Given request: An exact copy of all the data is required, with pictures left out.

Dataset items:
----------------
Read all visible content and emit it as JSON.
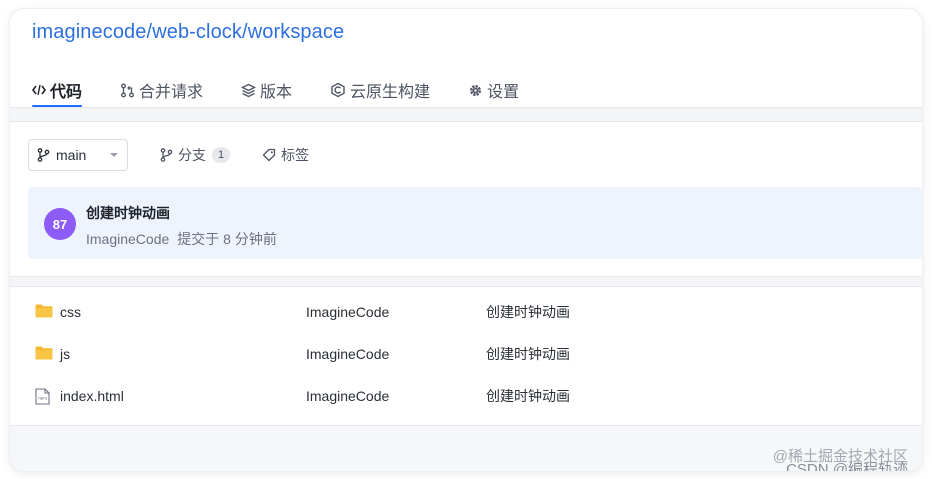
{
  "repo": {
    "owner": "imaginecode",
    "name": "web-clock",
    "branch_path": "workspace",
    "separator": "/"
  },
  "tabs": [
    {
      "label": "代码",
      "icon": "code-icon",
      "active": true
    },
    {
      "label": "合并请求",
      "icon": "merge-request-icon",
      "active": false
    },
    {
      "label": "版本",
      "icon": "layers-icon",
      "active": false
    },
    {
      "label": "云原生构建",
      "icon": "cloud-build-icon",
      "active": false
    },
    {
      "label": "设置",
      "icon": "gear-icon",
      "active": false
    }
  ],
  "toolbar": {
    "branch": "main",
    "branches_label": "分支",
    "branches_count": "1",
    "tags_label": "标签"
  },
  "latest_commit": {
    "avatar_text": "87",
    "avatar_color": "#8d5cf6",
    "message": "创建时钟动画",
    "author": "ImagineCode",
    "time": "提交于 8 分钟前"
  },
  "files": [
    {
      "type": "folder",
      "name": "css",
      "author": "ImagineCode",
      "message": "创建时钟动画"
    },
    {
      "type": "folder",
      "name": "js",
      "author": "ImagineCode",
      "message": "创建时钟动画"
    },
    {
      "type": "html",
      "name": "index.html",
      "author": "ImagineCode",
      "message": "创建时钟动画"
    }
  ],
  "watermark": {
    "line1": "@稀土掘金技术社区",
    "line2": "CSDN @编程轨迹"
  },
  "colors": {
    "link": "#2e6fe0",
    "tab_indicator": "#1e6fff",
    "folder": "#f5b82e",
    "commit_bg": "#eef4fe"
  }
}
----------------
Answer to the task:
Read all visible content and emit it as JSON.
{
  "repo": {
    "owner": "imaginecode",
    "name": "web-clock",
    "branch_path": "workspace",
    "separator": "/"
  },
  "tabs": [
    {
      "label": "代码",
      "icon": "code-icon",
      "active": true
    },
    {
      "label": "合并请求",
      "icon": "merge-request-icon",
      "active": false
    },
    {
      "label": "版本",
      "icon": "layers-icon",
      "active": false
    },
    {
      "label": "云原生构建",
      "icon": "cloud-build-icon",
      "active": false
    },
    {
      "label": "设置",
      "icon": "gear-icon",
      "active": false
    }
  ],
  "toolbar": {
    "branch": "main",
    "branches_label": "分支",
    "branches_count": "1",
    "tags_label": "标签"
  },
  "latest_commit": {
    "avatar_text": "87",
    "avatar_color": "#8d5cf6",
    "message": "创建时钟动画",
    "author": "ImagineCode",
    "time": "提交于 8 分钟前"
  },
  "files": [
    {
      "type": "folder",
      "name": "css",
      "author": "ImagineCode",
      "message": "创建时钟动画"
    },
    {
      "type": "folder",
      "name": "js",
      "author": "ImagineCode",
      "message": "创建时钟动画"
    },
    {
      "type": "html",
      "name": "index.html",
      "author": "ImagineCode",
      "message": "创建时钟动画"
    }
  ],
  "watermark": {
    "line1": "@稀土掘金技术社区",
    "line2": "CSDN @编程轨迹"
  },
  "colors": {
    "link": "#2e6fe0",
    "tab_indicator": "#1e6fff",
    "folder": "#f5b82e",
    "commit_bg": "#eef4fe"
  }
}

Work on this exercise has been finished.